» **Request**
Return each line holding the string "name".

## start

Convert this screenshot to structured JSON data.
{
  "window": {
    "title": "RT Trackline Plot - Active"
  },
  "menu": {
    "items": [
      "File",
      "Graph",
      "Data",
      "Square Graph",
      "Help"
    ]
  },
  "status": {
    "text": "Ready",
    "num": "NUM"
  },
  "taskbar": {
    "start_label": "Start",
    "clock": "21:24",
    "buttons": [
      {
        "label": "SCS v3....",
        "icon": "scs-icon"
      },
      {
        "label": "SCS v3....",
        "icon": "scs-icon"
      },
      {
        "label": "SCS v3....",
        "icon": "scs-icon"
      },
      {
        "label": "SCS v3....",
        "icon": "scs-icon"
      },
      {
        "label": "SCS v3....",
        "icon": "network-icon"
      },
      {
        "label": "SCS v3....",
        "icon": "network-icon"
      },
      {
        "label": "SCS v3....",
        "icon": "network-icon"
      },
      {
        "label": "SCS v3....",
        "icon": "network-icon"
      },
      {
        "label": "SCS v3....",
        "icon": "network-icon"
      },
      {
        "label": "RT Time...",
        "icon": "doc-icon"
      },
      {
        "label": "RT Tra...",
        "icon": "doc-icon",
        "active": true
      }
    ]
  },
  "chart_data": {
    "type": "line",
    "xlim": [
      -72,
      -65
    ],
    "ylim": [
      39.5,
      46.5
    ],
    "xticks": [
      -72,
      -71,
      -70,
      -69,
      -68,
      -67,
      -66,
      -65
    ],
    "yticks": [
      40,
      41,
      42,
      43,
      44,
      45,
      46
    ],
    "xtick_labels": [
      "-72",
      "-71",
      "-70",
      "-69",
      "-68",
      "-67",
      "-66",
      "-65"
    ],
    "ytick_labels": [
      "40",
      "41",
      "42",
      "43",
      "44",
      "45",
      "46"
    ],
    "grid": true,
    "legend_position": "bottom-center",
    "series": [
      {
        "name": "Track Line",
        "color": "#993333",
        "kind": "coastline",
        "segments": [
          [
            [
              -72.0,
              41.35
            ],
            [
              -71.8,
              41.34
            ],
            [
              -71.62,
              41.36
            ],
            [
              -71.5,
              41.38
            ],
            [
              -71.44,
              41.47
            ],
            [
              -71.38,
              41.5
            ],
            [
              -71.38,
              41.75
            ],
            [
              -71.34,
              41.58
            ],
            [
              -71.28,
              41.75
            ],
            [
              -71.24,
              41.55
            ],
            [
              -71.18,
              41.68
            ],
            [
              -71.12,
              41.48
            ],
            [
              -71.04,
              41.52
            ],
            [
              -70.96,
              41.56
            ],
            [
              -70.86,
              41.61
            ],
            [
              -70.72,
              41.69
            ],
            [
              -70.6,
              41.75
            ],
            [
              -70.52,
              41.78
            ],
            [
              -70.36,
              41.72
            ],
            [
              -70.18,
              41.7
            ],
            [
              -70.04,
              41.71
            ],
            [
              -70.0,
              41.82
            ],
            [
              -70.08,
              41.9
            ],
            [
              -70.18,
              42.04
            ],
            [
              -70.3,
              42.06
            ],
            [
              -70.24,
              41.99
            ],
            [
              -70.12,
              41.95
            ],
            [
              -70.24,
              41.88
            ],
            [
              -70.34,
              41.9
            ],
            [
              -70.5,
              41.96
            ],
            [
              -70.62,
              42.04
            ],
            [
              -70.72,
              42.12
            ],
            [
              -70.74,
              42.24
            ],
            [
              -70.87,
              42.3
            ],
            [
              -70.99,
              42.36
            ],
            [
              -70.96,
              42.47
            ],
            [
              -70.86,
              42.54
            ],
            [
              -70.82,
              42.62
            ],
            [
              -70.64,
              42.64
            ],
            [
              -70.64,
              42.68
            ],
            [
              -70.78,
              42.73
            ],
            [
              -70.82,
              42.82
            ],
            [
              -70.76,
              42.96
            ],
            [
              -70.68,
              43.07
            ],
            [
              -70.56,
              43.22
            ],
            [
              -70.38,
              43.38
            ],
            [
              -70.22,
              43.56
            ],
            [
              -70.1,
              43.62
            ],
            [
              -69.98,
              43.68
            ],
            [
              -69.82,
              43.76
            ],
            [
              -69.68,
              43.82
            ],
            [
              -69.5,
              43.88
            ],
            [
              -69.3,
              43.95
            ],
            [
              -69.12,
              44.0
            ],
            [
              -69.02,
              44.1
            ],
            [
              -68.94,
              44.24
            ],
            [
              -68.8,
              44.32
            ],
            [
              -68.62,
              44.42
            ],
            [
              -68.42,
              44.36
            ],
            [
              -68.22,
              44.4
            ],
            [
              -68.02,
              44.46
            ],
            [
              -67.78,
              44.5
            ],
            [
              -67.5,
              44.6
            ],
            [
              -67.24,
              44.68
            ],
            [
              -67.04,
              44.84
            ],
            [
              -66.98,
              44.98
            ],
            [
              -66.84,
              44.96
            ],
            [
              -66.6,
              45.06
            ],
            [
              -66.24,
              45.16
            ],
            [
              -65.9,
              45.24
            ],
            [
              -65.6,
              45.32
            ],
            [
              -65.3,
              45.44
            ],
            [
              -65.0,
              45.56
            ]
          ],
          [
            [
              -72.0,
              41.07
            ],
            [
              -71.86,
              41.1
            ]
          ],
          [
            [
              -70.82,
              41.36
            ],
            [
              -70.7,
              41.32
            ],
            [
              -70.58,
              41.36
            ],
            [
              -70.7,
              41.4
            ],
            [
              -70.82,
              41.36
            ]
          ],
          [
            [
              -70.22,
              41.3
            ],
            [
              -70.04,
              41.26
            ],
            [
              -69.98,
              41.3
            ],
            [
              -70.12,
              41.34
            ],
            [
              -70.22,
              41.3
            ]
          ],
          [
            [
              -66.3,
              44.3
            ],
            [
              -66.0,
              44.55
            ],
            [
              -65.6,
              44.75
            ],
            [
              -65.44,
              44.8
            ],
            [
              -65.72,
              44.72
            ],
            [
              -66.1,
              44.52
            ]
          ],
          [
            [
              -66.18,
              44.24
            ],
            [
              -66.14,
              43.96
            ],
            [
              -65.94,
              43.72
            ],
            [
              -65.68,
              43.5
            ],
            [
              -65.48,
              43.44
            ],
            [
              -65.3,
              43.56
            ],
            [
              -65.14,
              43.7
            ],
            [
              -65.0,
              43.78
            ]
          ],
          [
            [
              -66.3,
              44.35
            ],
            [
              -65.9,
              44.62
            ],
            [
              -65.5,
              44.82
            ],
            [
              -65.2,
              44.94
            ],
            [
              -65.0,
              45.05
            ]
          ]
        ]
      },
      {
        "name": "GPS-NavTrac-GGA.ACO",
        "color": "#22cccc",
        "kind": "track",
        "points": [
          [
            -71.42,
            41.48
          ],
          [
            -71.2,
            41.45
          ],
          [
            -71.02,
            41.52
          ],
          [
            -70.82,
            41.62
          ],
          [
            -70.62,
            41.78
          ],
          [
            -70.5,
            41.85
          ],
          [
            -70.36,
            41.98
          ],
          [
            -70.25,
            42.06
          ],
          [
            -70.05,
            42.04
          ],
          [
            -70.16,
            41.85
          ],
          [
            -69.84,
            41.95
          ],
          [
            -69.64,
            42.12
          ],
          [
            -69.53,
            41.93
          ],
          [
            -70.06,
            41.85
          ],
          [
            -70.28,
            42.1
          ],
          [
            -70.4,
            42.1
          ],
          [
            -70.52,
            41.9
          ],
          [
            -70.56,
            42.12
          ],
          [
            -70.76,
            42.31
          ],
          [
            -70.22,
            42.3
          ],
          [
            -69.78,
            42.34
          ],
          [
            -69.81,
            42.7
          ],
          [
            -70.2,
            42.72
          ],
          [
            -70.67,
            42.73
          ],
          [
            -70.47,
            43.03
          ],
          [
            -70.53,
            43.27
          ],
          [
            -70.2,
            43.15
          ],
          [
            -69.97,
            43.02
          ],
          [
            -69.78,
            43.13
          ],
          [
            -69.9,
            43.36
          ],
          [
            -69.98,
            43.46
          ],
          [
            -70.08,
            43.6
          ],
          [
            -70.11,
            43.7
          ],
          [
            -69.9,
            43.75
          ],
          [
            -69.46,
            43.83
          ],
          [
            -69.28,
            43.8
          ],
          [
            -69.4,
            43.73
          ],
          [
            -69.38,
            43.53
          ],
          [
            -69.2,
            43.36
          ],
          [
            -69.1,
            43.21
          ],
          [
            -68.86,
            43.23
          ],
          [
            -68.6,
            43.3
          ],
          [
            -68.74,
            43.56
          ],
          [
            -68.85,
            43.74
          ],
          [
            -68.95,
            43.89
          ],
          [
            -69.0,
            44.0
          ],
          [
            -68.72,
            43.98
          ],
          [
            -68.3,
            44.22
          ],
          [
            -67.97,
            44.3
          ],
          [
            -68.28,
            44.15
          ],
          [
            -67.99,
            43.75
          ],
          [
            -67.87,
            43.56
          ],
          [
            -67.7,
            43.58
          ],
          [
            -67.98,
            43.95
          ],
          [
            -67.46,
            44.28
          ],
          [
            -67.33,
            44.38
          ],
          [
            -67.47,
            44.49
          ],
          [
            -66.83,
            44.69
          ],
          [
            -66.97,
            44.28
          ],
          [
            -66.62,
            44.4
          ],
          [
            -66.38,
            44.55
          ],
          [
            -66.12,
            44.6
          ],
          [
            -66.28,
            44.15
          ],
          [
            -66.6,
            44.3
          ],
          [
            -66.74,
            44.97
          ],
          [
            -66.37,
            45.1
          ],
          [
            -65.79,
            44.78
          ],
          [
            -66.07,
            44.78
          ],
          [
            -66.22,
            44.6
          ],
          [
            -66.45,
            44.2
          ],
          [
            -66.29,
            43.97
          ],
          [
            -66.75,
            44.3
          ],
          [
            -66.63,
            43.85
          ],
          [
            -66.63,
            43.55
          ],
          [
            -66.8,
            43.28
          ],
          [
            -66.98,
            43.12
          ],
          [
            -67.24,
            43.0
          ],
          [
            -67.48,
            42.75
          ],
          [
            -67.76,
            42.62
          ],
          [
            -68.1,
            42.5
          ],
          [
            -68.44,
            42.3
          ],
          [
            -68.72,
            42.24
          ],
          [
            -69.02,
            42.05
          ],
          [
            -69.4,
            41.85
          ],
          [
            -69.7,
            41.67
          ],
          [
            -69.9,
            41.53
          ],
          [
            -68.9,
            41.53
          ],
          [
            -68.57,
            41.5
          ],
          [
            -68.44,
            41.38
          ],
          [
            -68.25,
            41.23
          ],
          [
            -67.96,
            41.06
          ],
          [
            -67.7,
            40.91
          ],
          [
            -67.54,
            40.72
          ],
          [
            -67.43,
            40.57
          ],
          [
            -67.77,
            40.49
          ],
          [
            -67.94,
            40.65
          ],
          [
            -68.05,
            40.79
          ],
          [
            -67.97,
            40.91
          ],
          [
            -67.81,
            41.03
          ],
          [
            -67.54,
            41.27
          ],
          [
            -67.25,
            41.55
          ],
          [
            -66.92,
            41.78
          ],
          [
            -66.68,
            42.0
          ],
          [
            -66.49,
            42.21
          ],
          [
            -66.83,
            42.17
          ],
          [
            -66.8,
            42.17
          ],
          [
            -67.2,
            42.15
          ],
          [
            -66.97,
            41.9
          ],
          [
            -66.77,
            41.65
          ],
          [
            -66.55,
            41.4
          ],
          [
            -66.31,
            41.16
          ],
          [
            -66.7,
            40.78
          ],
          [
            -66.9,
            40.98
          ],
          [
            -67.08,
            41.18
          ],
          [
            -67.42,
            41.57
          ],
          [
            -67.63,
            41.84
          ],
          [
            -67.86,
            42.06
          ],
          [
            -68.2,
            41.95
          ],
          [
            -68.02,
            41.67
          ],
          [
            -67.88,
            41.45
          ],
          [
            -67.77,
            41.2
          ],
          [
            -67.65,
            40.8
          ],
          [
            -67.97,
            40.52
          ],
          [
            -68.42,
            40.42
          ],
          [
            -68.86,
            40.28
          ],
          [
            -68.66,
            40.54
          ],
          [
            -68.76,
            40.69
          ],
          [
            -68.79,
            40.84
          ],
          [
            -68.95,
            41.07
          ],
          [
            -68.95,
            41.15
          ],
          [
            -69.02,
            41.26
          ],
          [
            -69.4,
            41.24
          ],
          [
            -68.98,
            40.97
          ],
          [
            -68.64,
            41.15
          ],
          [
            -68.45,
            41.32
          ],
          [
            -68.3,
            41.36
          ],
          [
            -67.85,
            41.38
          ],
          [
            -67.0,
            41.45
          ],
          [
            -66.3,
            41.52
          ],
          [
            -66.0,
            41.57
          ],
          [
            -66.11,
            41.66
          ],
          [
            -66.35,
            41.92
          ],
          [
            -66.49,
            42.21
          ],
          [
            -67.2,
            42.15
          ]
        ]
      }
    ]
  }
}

## end

» **Answer to the exercise**
        "name": "Track Line",
        "name": "GPS-NavTrac-GGA.ACO",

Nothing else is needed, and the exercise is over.